• [TASK TO CARRY OUT]: Scan the records and identify every line in which the string "variants" occurs, then return those lines.

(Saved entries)
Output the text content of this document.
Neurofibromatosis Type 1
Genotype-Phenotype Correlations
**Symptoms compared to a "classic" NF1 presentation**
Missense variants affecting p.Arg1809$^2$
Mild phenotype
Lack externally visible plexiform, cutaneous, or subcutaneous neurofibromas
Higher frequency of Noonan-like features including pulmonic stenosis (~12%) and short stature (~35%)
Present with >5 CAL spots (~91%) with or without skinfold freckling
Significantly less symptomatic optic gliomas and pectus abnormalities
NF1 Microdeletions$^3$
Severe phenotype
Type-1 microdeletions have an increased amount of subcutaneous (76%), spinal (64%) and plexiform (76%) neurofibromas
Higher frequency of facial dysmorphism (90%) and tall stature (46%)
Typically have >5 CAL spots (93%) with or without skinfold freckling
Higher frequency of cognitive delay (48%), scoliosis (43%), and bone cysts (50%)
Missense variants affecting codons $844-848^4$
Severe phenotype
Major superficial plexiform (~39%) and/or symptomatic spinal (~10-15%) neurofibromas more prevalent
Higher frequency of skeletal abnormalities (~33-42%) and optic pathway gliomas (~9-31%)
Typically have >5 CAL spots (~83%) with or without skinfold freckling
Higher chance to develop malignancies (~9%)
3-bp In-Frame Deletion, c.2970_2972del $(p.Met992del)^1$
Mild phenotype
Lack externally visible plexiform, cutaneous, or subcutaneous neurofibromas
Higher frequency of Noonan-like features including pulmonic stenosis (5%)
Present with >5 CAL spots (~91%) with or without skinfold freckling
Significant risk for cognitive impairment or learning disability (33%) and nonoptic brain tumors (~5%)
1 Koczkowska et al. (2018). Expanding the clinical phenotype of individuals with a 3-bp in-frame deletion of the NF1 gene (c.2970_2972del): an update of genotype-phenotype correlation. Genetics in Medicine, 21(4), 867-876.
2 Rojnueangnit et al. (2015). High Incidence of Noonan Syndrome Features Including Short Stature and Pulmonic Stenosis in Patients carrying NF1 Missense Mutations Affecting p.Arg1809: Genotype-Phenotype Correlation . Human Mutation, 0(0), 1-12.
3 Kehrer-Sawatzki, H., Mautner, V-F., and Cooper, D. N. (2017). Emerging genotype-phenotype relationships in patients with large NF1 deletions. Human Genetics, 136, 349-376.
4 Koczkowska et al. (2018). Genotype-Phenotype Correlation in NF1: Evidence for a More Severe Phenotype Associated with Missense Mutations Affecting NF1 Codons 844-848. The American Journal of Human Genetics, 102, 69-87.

• [ANSWER SPACE]:
Missense variants affecting p.Arg1809$^2$
Missense variants affecting codons $844-848^4$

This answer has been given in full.